Dataset listings of figures
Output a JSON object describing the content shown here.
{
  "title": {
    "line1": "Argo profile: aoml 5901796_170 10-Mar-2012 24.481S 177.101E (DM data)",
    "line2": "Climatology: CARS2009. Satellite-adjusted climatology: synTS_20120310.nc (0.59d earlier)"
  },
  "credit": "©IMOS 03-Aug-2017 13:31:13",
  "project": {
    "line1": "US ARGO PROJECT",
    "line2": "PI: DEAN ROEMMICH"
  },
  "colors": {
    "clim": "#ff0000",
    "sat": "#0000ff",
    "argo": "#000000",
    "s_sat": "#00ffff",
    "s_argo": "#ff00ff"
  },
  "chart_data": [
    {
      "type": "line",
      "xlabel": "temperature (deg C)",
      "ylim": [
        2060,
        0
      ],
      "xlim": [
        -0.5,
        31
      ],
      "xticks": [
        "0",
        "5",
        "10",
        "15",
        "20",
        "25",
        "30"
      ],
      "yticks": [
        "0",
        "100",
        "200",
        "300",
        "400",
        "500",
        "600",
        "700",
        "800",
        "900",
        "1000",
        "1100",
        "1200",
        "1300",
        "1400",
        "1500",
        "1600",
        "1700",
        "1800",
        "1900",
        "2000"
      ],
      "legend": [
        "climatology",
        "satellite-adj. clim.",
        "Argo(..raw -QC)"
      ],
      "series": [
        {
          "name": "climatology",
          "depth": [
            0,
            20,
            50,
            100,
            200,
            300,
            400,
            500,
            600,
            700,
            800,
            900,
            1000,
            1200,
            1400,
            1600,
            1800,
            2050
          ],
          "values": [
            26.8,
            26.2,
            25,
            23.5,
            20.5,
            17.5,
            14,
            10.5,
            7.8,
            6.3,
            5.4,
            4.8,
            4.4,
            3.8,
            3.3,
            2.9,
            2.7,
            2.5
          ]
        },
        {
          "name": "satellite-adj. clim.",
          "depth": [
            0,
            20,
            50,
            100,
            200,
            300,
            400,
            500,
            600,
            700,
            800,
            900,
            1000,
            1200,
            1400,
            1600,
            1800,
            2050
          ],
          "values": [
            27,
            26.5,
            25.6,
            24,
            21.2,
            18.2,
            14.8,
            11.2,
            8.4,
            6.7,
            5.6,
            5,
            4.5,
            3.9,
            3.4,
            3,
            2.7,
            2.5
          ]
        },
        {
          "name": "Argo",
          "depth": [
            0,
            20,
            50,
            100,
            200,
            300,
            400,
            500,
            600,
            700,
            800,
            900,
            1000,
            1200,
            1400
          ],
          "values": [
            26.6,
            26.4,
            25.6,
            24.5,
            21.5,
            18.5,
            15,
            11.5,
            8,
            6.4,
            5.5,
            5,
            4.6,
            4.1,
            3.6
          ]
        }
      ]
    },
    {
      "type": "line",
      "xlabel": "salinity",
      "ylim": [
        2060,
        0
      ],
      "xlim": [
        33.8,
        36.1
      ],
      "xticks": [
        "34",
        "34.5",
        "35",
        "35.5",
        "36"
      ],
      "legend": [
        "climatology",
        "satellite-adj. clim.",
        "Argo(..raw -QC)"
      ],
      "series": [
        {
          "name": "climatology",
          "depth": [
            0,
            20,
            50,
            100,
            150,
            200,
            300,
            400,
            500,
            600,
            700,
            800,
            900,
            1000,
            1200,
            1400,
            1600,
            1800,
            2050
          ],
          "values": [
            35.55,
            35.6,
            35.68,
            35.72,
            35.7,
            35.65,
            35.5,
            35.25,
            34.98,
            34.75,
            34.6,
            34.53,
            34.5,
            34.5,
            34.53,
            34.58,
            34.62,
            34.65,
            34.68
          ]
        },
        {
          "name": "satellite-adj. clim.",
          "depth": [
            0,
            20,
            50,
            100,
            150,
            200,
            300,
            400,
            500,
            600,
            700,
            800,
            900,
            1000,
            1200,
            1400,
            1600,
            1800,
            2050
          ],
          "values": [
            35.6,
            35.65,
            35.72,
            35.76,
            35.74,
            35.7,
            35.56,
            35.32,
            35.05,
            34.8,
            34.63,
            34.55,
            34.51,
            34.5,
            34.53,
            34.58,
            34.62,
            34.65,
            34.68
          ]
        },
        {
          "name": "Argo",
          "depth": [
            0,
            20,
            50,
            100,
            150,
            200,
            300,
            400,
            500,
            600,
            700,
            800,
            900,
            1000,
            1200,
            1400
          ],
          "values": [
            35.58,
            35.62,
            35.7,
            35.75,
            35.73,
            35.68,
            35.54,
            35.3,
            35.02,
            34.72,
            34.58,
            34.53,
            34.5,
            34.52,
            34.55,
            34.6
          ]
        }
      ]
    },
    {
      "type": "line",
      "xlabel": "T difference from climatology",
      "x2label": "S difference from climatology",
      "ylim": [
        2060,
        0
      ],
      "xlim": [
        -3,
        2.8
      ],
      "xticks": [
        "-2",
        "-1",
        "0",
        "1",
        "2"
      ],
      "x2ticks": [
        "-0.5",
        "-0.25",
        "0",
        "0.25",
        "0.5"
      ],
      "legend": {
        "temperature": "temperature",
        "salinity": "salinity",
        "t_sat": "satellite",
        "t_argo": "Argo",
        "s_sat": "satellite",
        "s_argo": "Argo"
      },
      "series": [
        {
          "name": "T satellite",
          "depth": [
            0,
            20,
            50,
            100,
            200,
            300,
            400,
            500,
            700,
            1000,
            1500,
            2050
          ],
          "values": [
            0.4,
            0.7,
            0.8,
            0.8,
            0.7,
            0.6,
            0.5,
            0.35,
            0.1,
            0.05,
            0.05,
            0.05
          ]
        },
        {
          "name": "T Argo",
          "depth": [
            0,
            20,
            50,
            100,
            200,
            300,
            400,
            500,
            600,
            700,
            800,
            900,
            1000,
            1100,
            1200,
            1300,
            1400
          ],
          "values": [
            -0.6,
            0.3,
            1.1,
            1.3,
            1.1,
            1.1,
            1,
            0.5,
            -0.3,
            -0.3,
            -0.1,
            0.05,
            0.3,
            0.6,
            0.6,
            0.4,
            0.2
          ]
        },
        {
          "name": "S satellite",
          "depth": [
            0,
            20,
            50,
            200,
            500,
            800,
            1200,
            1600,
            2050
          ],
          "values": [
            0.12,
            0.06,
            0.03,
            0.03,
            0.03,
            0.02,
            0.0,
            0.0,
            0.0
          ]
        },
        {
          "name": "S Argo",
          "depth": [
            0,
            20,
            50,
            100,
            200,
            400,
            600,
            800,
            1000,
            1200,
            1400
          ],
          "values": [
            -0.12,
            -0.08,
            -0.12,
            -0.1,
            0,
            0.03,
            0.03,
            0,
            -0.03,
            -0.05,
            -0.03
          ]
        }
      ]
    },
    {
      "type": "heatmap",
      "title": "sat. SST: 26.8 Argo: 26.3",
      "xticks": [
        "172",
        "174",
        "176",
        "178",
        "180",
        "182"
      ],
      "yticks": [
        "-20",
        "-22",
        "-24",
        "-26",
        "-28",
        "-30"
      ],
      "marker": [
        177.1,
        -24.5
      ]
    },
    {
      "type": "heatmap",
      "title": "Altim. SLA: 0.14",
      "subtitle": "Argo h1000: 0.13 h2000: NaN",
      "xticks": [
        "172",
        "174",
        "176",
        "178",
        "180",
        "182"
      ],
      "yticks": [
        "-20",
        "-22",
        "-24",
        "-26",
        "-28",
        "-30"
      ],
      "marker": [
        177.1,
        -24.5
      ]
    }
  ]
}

— WRITTEN PROBLEM —
Word for word, write out all of the data above.

— RESPONSE —
Output a JSON object describing the content shown here.
{
  "title": {
    "line1": "Argo profile: aoml 5901796_170 10-Mar-2012 24.481S 177.101E (DM data)",
    "line2": "Climatology: CARS2009. Satellite-adjusted climatology: synTS_20120310.nc (0.59d earlier)"
  },
  "credit": "©IMOS 03-Aug-2017 13:31:13",
  "project": {
    "line1": "US ARGO PROJECT",
    "line2": "PI: DEAN ROEMMICH"
  },
  "colors": {
    "clim": "#ff0000",
    "sat": "#0000ff",
    "argo": "#000000",
    "s_sat": "#00ffff",
    "s_argo": "#ff00ff"
  },
  "chart_data": [
    {
      "type": "line",
      "xlabel": "temperature (deg C)",
      "ylim": [
        2060,
        0
      ],
      "xlim": [
        -0.5,
        31
      ],
      "xticks": [
        "0",
        "5",
        "10",
        "15",
        "20",
        "25",
        "30"
      ],
      "yticks": [
        "0",
        "100",
        "200",
        "300",
        "400",
        "500",
        "600",
        "700",
        "800",
        "900",
        "1000",
        "1100",
        "1200",
        "1300",
        "1400",
        "1500",
        "1600",
        "1700",
        "1800",
        "1900",
        "2000"
      ],
      "legend": [
        "climatology",
        "satellite-adj. clim.",
        "Argo(..raw -QC)"
      ],
      "series": [
        {
          "name": "climatology",
          "depth": [
            0,
            20,
            50,
            100,
            200,
            300,
            400,
            500,
            600,
            700,
            800,
            900,
            1000,
            1200,
            1400,
            1600,
            1800,
            2050
          ],
          "values": [
            26.8,
            26.2,
            25,
            23.5,
            20.5,
            17.5,
            14,
            10.5,
            7.8,
            6.3,
            5.4,
            4.8,
            4.4,
            3.8,
            3.3,
            2.9,
            2.7,
            2.5
          ]
        },
        {
          "name": "satellite-adj. clim.",
          "depth": [
            0,
            20,
            50,
            100,
            200,
            300,
            400,
            500,
            600,
            700,
            800,
            900,
            1000,
            1200,
            1400,
            1600,
            1800,
            2050
          ],
          "values": [
            27,
            26.5,
            25.6,
            24,
            21.2,
            18.2,
            14.8,
            11.2,
            8.4,
            6.7,
            5.6,
            5,
            4.5,
            3.9,
            3.4,
            3,
            2.7,
            2.5
          ]
        },
        {
          "name": "Argo",
          "depth": [
            0,
            20,
            50,
            100,
            200,
            300,
            400,
            500,
            600,
            700,
            800,
            900,
            1000,
            1200,
            1400
          ],
          "values": [
            26.6,
            26.4,
            25.6,
            24.5,
            21.5,
            18.5,
            15,
            11.5,
            8,
            6.4,
            5.5,
            5,
            4.6,
            4.1,
            3.6
          ]
        }
      ]
    },
    {
      "type": "line",
      "xlabel": "salinity",
      "ylim": [
        2060,
        0
      ],
      "xlim": [
        33.8,
        36.1
      ],
      "xticks": [
        "34",
        "34.5",
        "35",
        "35.5",
        "36"
      ],
      "legend": [
        "climatology",
        "satellite-adj. clim.",
        "Argo(..raw -QC)"
      ],
      "series": [
        {
          "name": "climatology",
          "depth": [
            0,
            20,
            50,
            100,
            150,
            200,
            300,
            400,
            500,
            600,
            700,
            800,
            900,
            1000,
            1200,
            1400,
            1600,
            1800,
            2050
          ],
          "values": [
            35.55,
            35.6,
            35.68,
            35.72,
            35.7,
            35.65,
            35.5,
            35.25,
            34.98,
            34.75,
            34.6,
            34.53,
            34.5,
            34.5,
            34.53,
            34.58,
            34.62,
            34.65,
            34.68
          ]
        },
        {
          "name": "satellite-adj. clim.",
          "depth": [
            0,
            20,
            50,
            100,
            150,
            200,
            300,
            400,
            500,
            600,
            700,
            800,
            900,
            1000,
            1200,
            1400,
            1600,
            1800,
            2050
          ],
          "values": [
            35.6,
            35.65,
            35.72,
            35.76,
            35.74,
            35.7,
            35.56,
            35.32,
            35.05,
            34.8,
            34.63,
            34.55,
            34.51,
            34.5,
            34.53,
            34.58,
            34.62,
            34.65,
            34.68
          ]
        },
        {
          "name": "Argo",
          "depth": [
            0,
            20,
            50,
            100,
            150,
            200,
            300,
            400,
            500,
            600,
            700,
            800,
            900,
            1000,
            1200,
            1400
          ],
          "values": [
            35.58,
            35.62,
            35.7,
            35.75,
            35.73,
            35.68,
            35.54,
            35.3,
            35.02,
            34.72,
            34.58,
            34.53,
            34.5,
            34.52,
            34.55,
            34.6
          ]
        }
      ]
    },
    {
      "type": "line",
      "xlabel": "T difference from climatology",
      "x2label": "S difference from climatology",
      "ylim": [
        2060,
        0
      ],
      "xlim": [
        -3,
        2.8
      ],
      "xticks": [
        "-2",
        "-1",
        "0",
        "1",
        "2"
      ],
      "x2ticks": [
        "-0.5",
        "-0.25",
        "0",
        "0.25",
        "0.5"
      ],
      "legend": {
        "temperature": "temperature",
        "salinity": "salinity",
        "t_sat": "satellite",
        "t_argo": "Argo",
        "s_sat": "satellite",
        "s_argo": "Argo"
      },
      "series": [
        {
          "name": "T satellite",
          "depth": [
            0,
            20,
            50,
            100,
            200,
            300,
            400,
            500,
            700,
            1000,
            1500,
            2050
          ],
          "values": [
            0.4,
            0.7,
            0.8,
            0.8,
            0.7,
            0.6,
            0.5,
            0.35,
            0.1,
            0.05,
            0.05,
            0.05
          ]
        },
        {
          "name": "T Argo",
          "depth": [
            0,
            20,
            50,
            100,
            200,
            300,
            400,
            500,
            600,
            700,
            800,
            900,
            1000,
            1100,
            1200,
            1300,
            1400
          ],
          "values": [
            -0.6,
            0.3,
            1.1,
            1.3,
            1.1,
            1.1,
            1,
            0.5,
            -0.3,
            -0.3,
            -0.1,
            0.05,
            0.3,
            0.6,
            0.6,
            0.4,
            0.2
          ]
        },
        {
          "name": "S satellite",
          "depth": [
            0,
            20,
            50,
            200,
            500,
            800,
            1200,
            1600,
            2050
          ],
          "values": [
            0.12,
            0.06,
            0.03,
            0.03,
            0.03,
            0.02,
            0.0,
            0.0,
            0.0
          ]
        },
        {
          "name": "S Argo",
          "depth": [
            0,
            20,
            50,
            100,
            200,
            400,
            600,
            800,
            1000,
            1200,
            1400
          ],
          "values": [
            -0.12,
            -0.08,
            -0.12,
            -0.1,
            0,
            0.03,
            0.03,
            0,
            -0.03,
            -0.05,
            -0.03
          ]
        }
      ]
    },
    {
      "type": "heatmap",
      "title": "sat. SST: 26.8 Argo: 26.3",
      "xticks": [
        "172",
        "174",
        "176",
        "178",
        "180",
        "182"
      ],
      "yticks": [
        "-20",
        "-22",
        "-24",
        "-26",
        "-28",
        "-30"
      ],
      "marker": [
        177.1,
        -24.5
      ]
    },
    {
      "type": "heatmap",
      "title": "Altim. SLA: 0.14",
      "subtitle": "Argo h1000: 0.13 h2000: NaN",
      "xticks": [
        "172",
        "174",
        "176",
        "178",
        "180",
        "182"
      ],
      "yticks": [
        "-20",
        "-22",
        "-24",
        "-26",
        "-28",
        "-30"
      ],
      "marker": [
        177.1,
        -24.5
      ]
    }
  ]
}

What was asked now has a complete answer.